DIRECTIONS: Repeat the records in full and exactly, omitting pictures.

* * * * * * *

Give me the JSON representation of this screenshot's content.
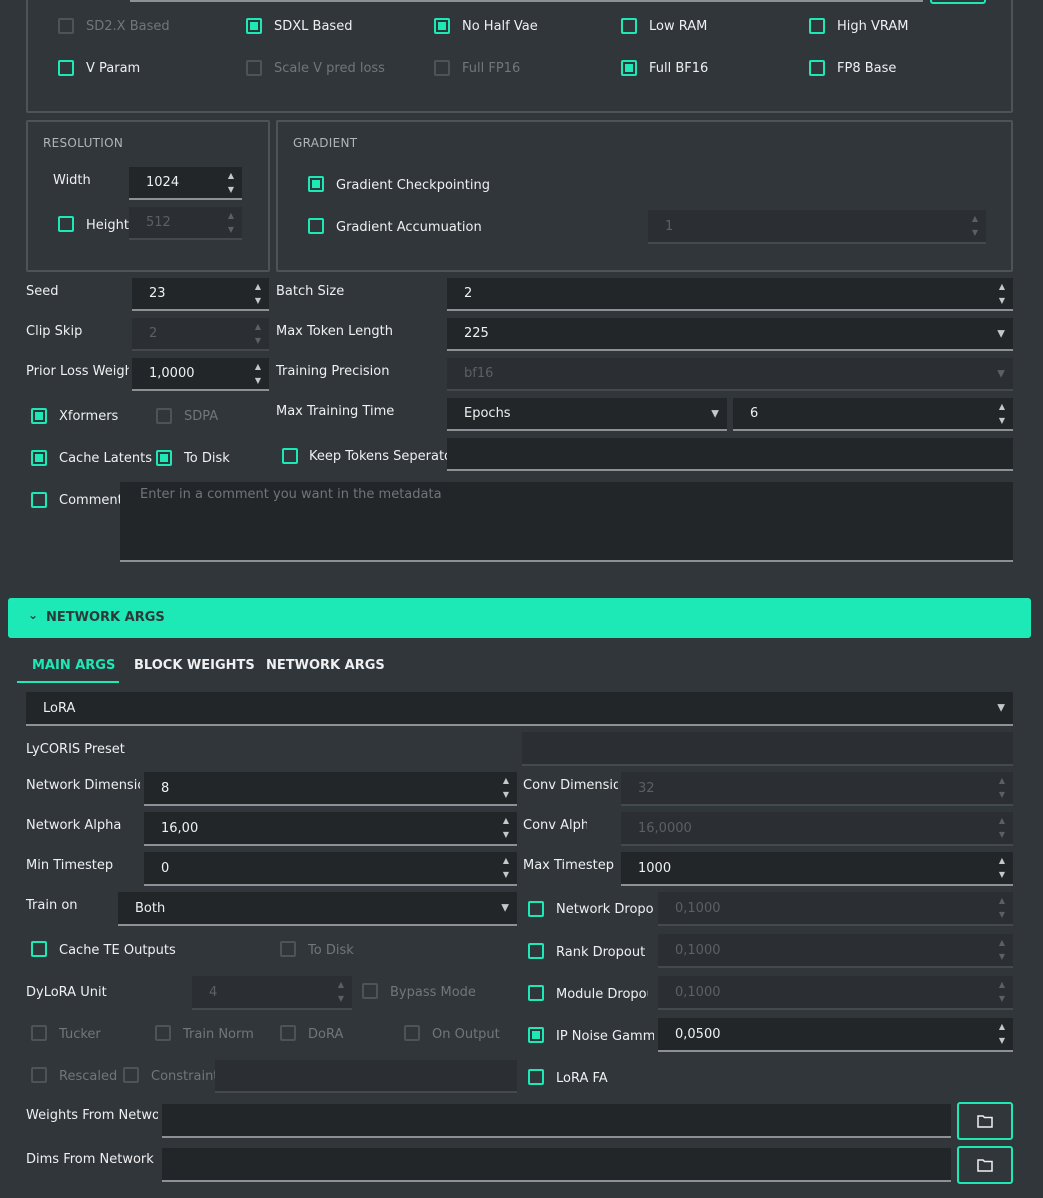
{
  "flags": {
    "sd2x": "SD2.X Based",
    "sdxl": "SDXL Based",
    "no_half_vae": "No Half Vae",
    "low_ram": "Low RAM",
    "high_vram": "High VRAM",
    "v_param": "V Param",
    "scale_v": "Scale V pred loss",
    "full_fp16": "Full FP16",
    "full_bf16": "Full BF16",
    "fp8_base": "FP8 Base"
  },
  "resolution": {
    "title": "RESOLUTION",
    "width_label": "Width",
    "width": "1024",
    "height_label": "Height",
    "height": "512"
  },
  "gradient": {
    "title": "GRADIENT",
    "checkpointing": "Gradient Checkpointing",
    "accumulation": "Gradient Accumuation",
    "accumulation_value": "1"
  },
  "training": {
    "seed_label": "Seed",
    "seed": "23",
    "clip_skip_label": "Clip Skip",
    "clip_skip": "2",
    "prior_loss_label": "Prior Loss Weight",
    "prior_loss": "1,0000",
    "xformers": "Xformers",
    "sdpa": "SDPA",
    "cache_latents": "Cache Latents",
    "to_disk": "To Disk",
    "comment": "Comment",
    "comment_placeholder": "Enter in a comment you want in the metadata",
    "batch_size_label": "Batch Size",
    "batch_size": "2",
    "max_token_label": "Max Token Length",
    "max_token": "225",
    "precision_label": "Training Precision",
    "precision": "bf16",
    "max_time_label": "Max Training Time",
    "max_time_unit": "Epochs",
    "max_time": "6",
    "keep_tokens_sep": "Keep Tokens Seperator"
  },
  "network_header": "NETWORK ARGS",
  "tabs": [
    "MAIN ARGS",
    "BLOCK WEIGHTS",
    "NETWORK ARGS"
  ],
  "network": {
    "type": "LoRA",
    "lycoris_preset_label": "LyCORIS Preset",
    "net_dim_label": "Network Dimension",
    "net_dim": "8",
    "conv_dim_label": "Conv Dimension",
    "conv_dim": "32",
    "net_alpha_label": "Network Alpha",
    "net_alpha": "16,00",
    "conv_alpha_label": "Conv Alpha",
    "conv_alpha": "16,0000",
    "min_ts_label": "Min Timestep",
    "min_ts": "0",
    "max_ts_label": "Max Timestep",
    "max_ts": "1000",
    "train_on_label": "Train on",
    "train_on": "Both",
    "net_dropout": "Network Dropout",
    "net_dropout_val": "0,1000",
    "cache_te": "Cache TE Outputs",
    "te_to_disk": "To Disk",
    "rank_dropout": "Rank Dropout",
    "rank_dropout_val": "0,1000",
    "dylora_label": "DyLoRA Unit",
    "dylora": "4",
    "bypass": "Bypass Mode",
    "module_dropout": "Module Dropout",
    "module_dropout_val": "0,1000",
    "tucker": "Tucker",
    "train_norm": "Train Norm",
    "dora": "DoRA",
    "on_output": "On Output",
    "ip_noise": "IP Noise Gamma",
    "ip_noise_val": "0,0500",
    "rescaled": "Rescaled",
    "constraint": "Constraint",
    "lora_fa": "LoRA FA",
    "weights_from_label": "Weights From Network",
    "dims_from_label": "Dims From Network"
  },
  "colors": {
    "accent": "#1de9b6",
    "background": "#31363b",
    "input": "#232629"
  }
}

* * * * * * *

SOLUTION TO THIS PROBLEM:
Give me the JSON representation of this screenshot's content.
{
  "flags": {
    "sd2x": "SD2.X Based",
    "sdxl": "SDXL Based",
    "no_half_vae": "No Half Vae",
    "low_ram": "Low RAM",
    "high_vram": "High VRAM",
    "v_param": "V Param",
    "scale_v": "Scale V pred loss",
    "full_fp16": "Full FP16",
    "full_bf16": "Full BF16",
    "fp8_base": "FP8 Base"
  },
  "resolution": {
    "title": "RESOLUTION",
    "width_label": "Width",
    "width": "1024",
    "height_label": "Height",
    "height": "512"
  },
  "gradient": {
    "title": "GRADIENT",
    "checkpointing": "Gradient Checkpointing",
    "accumulation": "Gradient Accumuation",
    "accumulation_value": "1"
  },
  "training": {
    "seed_label": "Seed",
    "seed": "23",
    "clip_skip_label": "Clip Skip",
    "clip_skip": "2",
    "prior_loss_label": "Prior Loss Weight",
    "prior_loss": "1,0000",
    "xformers": "Xformers",
    "sdpa": "SDPA",
    "cache_latents": "Cache Latents",
    "to_disk": "To Disk",
    "comment": "Comment",
    "comment_placeholder": "Enter in a comment you want in the metadata",
    "batch_size_label": "Batch Size",
    "batch_size": "2",
    "max_token_label": "Max Token Length",
    "max_token": "225",
    "precision_label": "Training Precision",
    "precision": "bf16",
    "max_time_label": "Max Training Time",
    "max_time_unit": "Epochs",
    "max_time": "6",
    "keep_tokens_sep": "Keep Tokens Seperator"
  },
  "network_header": "NETWORK ARGS",
  "tabs": [
    "MAIN ARGS",
    "BLOCK WEIGHTS",
    "NETWORK ARGS"
  ],
  "network": {
    "type": "LoRA",
    "lycoris_preset_label": "LyCORIS Preset",
    "net_dim_label": "Network Dimension",
    "net_dim": "8",
    "conv_dim_label": "Conv Dimension",
    "conv_dim": "32",
    "net_alpha_label": "Network Alpha",
    "net_alpha": "16,00",
    "conv_alpha_label": "Conv Alpha",
    "conv_alpha": "16,0000",
    "min_ts_label": "Min Timestep",
    "min_ts": "0",
    "max_ts_label": "Max Timestep",
    "max_ts": "1000",
    "train_on_label": "Train on",
    "train_on": "Both",
    "net_dropout": "Network Dropout",
    "net_dropout_val": "0,1000",
    "cache_te": "Cache TE Outputs",
    "te_to_disk": "To Disk",
    "rank_dropout": "Rank Dropout",
    "rank_dropout_val": "0,1000",
    "dylora_label": "DyLoRA Unit",
    "dylora": "4",
    "bypass": "Bypass Mode",
    "module_dropout": "Module Dropout",
    "module_dropout_val": "0,1000",
    "tucker": "Tucker",
    "train_norm": "Train Norm",
    "dora": "DoRA",
    "on_output": "On Output",
    "ip_noise": "IP Noise Gamma",
    "ip_noise_val": "0,0500",
    "rescaled": "Rescaled",
    "constraint": "Constraint",
    "lora_fa": "LoRA FA",
    "weights_from_label": "Weights From Network",
    "dims_from_label": "Dims From Network"
  },
  "colors": {
    "accent": "#1de9b6",
    "background": "#31363b",
    "input": "#232629"
  }
}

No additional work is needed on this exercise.